--- Instructions for the task ---
Which lines hold the word "Quart"? Copy each of them.

--- Entries provided ---
====
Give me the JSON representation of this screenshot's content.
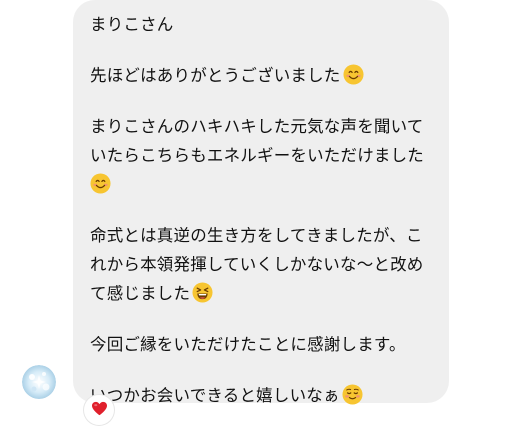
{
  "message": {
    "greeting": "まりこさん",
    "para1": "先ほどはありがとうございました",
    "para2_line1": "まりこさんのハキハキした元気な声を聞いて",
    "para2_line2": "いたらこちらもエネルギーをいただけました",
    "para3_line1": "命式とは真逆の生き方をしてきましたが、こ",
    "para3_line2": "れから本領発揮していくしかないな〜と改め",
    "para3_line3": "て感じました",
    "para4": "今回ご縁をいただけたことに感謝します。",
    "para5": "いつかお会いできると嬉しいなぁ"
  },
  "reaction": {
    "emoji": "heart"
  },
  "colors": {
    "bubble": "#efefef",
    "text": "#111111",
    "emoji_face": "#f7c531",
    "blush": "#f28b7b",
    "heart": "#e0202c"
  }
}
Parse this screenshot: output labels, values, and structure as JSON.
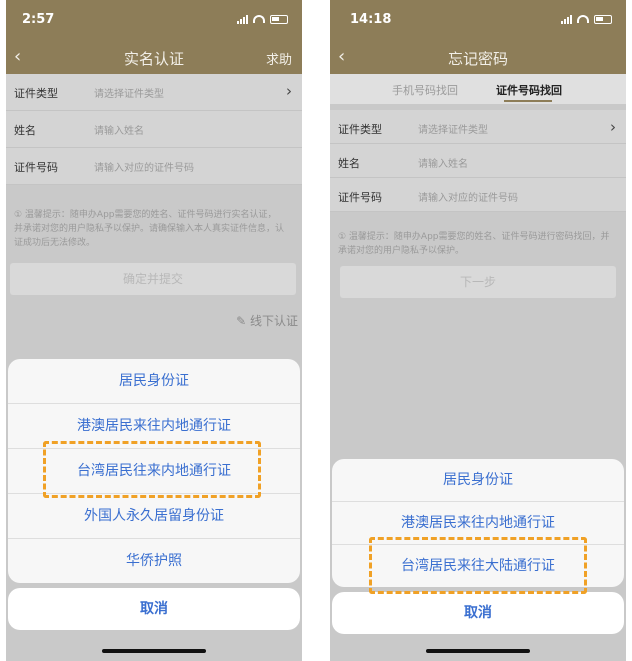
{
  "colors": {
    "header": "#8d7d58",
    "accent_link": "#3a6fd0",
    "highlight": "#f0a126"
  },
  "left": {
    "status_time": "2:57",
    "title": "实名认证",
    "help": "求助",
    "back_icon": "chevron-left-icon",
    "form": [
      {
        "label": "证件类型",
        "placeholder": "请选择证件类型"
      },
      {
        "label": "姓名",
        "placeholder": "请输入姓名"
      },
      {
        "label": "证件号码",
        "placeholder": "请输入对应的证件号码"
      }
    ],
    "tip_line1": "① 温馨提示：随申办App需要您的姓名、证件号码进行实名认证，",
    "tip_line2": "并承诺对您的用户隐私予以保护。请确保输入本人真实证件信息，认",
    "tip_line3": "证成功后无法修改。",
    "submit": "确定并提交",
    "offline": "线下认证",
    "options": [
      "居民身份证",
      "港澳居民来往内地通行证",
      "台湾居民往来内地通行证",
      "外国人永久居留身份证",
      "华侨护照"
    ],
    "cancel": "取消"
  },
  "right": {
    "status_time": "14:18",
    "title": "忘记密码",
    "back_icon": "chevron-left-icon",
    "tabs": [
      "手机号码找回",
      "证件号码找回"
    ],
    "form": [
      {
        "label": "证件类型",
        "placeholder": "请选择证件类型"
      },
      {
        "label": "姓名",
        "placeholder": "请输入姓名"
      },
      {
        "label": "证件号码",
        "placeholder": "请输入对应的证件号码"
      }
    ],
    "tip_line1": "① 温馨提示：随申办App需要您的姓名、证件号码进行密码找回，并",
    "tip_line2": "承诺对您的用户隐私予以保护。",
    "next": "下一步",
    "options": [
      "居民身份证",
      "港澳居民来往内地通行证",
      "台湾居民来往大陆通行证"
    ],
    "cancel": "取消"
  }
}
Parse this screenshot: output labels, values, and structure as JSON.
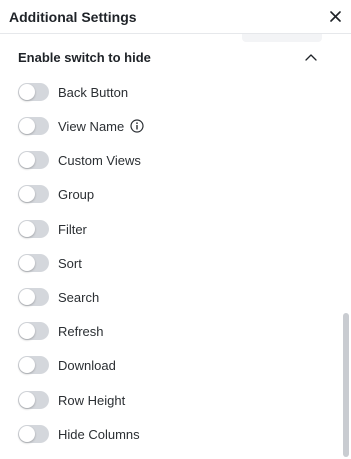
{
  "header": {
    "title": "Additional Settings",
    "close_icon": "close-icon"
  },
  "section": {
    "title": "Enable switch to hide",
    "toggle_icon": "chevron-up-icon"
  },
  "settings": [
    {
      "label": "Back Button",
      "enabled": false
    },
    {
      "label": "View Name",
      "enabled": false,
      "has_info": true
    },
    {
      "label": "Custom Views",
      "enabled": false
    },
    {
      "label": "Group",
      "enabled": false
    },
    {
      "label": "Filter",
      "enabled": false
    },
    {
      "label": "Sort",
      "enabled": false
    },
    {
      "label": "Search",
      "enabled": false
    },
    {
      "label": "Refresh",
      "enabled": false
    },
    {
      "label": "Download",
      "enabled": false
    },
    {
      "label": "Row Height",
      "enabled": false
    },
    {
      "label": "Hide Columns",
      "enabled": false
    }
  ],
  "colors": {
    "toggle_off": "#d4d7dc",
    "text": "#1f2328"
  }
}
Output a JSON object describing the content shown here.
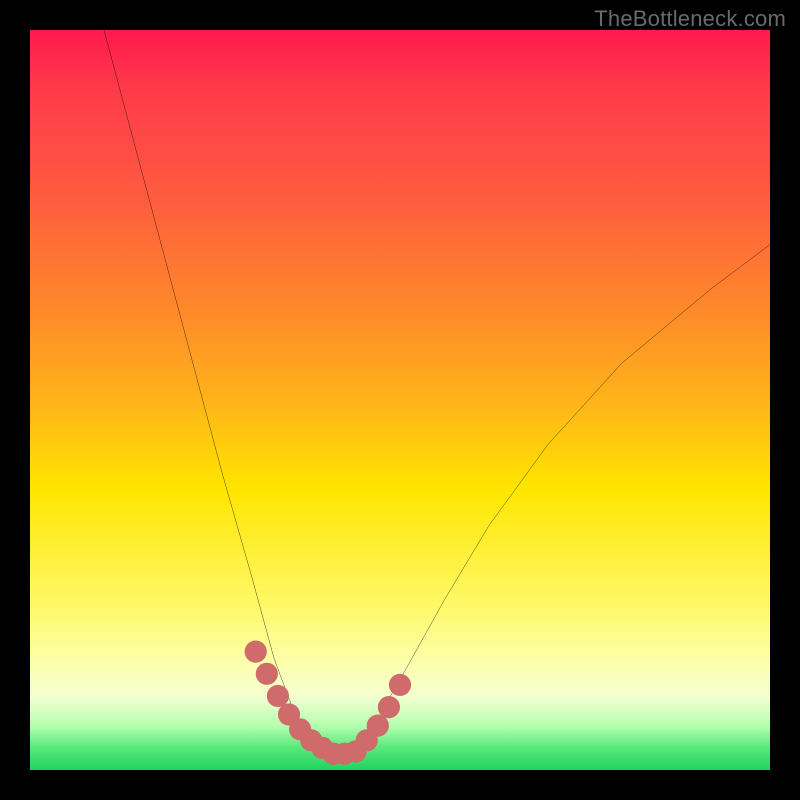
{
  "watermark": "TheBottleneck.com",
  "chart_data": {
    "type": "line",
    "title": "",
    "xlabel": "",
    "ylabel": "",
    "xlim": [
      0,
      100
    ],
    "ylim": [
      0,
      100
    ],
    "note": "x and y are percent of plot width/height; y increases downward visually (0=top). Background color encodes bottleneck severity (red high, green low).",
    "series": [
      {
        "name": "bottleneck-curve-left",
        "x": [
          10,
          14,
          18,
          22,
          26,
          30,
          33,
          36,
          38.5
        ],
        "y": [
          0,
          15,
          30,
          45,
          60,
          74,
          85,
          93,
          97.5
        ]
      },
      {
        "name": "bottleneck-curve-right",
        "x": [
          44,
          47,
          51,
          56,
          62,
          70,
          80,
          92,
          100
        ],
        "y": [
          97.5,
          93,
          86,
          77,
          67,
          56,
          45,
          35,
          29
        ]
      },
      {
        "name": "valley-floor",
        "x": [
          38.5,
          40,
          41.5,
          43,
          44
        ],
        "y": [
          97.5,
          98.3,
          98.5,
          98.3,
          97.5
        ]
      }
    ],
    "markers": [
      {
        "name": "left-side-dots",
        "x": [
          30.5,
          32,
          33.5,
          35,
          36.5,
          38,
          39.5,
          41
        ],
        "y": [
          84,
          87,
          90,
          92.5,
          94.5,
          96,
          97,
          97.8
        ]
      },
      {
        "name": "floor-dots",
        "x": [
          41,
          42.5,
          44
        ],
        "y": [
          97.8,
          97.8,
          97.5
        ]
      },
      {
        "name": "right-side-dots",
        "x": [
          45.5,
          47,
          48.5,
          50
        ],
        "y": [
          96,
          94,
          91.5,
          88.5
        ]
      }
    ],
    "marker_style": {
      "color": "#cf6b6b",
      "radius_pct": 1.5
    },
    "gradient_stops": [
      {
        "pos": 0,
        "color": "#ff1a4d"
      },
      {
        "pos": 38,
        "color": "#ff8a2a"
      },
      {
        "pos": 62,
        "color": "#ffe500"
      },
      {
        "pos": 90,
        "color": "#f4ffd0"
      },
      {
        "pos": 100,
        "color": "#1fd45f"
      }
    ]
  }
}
====
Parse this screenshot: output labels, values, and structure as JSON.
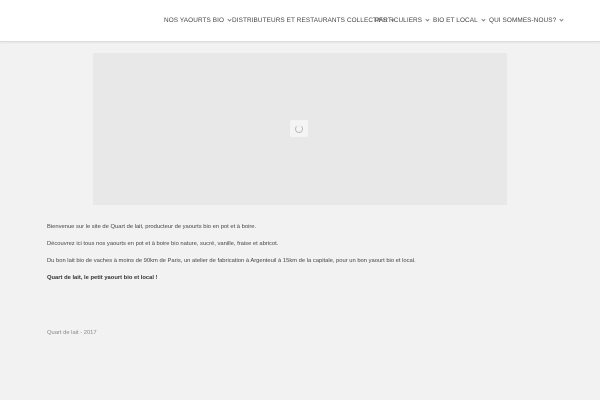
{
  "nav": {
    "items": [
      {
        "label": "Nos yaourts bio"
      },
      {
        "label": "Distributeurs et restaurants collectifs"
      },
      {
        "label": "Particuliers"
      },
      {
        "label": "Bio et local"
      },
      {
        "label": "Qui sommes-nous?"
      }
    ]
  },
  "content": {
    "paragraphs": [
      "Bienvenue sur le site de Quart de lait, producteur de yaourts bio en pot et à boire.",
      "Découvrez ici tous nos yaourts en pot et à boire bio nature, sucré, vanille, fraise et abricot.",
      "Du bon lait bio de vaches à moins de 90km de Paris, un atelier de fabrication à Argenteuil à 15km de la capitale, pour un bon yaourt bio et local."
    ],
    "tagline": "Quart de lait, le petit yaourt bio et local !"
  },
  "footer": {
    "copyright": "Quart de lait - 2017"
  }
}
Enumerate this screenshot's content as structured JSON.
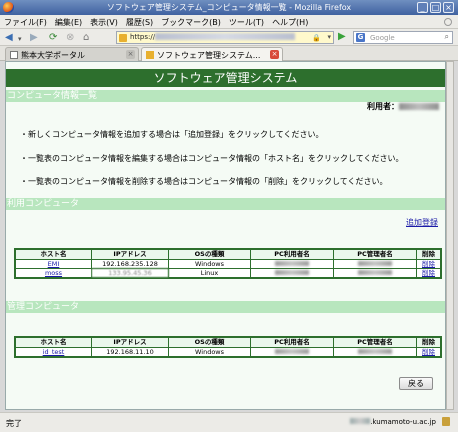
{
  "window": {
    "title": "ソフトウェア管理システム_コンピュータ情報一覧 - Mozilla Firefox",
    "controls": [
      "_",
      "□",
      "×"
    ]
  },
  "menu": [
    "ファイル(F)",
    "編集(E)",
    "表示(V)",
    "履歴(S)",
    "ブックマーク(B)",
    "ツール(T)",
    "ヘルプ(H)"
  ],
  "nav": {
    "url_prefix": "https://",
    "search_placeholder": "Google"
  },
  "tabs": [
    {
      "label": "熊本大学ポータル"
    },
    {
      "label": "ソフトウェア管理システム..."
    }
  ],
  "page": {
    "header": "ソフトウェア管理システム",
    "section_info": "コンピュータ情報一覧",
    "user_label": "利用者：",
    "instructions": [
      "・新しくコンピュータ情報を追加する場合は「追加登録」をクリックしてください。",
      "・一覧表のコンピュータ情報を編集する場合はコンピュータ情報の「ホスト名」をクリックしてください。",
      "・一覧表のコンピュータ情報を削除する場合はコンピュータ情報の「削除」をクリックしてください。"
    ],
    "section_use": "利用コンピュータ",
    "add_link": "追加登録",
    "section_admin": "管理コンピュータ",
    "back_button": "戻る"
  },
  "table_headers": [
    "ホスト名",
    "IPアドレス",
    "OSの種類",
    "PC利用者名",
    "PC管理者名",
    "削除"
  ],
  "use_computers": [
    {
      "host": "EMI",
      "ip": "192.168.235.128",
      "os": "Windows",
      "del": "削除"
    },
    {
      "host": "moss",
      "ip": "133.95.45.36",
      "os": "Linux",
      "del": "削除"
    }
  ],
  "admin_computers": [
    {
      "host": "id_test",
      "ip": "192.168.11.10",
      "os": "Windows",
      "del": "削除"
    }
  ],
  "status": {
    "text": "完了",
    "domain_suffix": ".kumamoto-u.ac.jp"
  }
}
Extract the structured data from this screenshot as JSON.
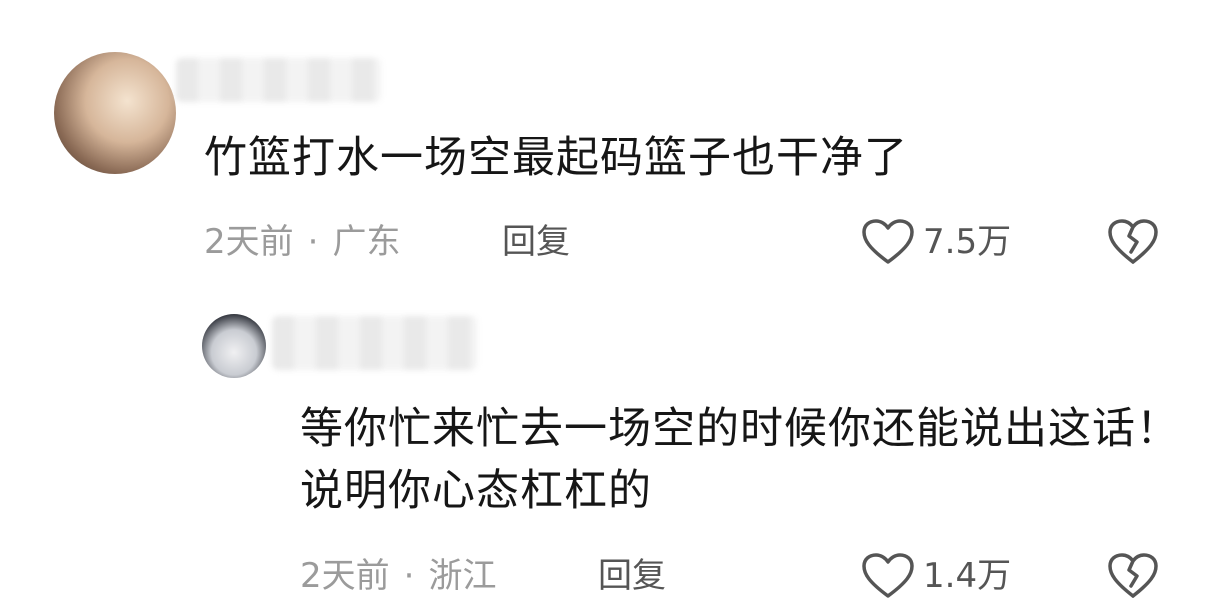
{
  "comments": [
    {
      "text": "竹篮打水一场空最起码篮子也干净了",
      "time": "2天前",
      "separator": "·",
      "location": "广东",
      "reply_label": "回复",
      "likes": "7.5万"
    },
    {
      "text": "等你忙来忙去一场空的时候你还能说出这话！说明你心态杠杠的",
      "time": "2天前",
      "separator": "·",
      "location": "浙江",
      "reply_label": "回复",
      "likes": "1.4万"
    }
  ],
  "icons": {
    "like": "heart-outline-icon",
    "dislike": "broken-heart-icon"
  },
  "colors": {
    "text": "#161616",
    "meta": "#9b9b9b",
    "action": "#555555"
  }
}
====
--- Response for this exercise ---
      "Bienvenue sur le site de Quart de lait, producteur de yaourts bio en pot et à boire.",
    "tagline": "Quart de lait, le petit yaourt bio et local !"
    "copyright": "Quart de lait - 2017"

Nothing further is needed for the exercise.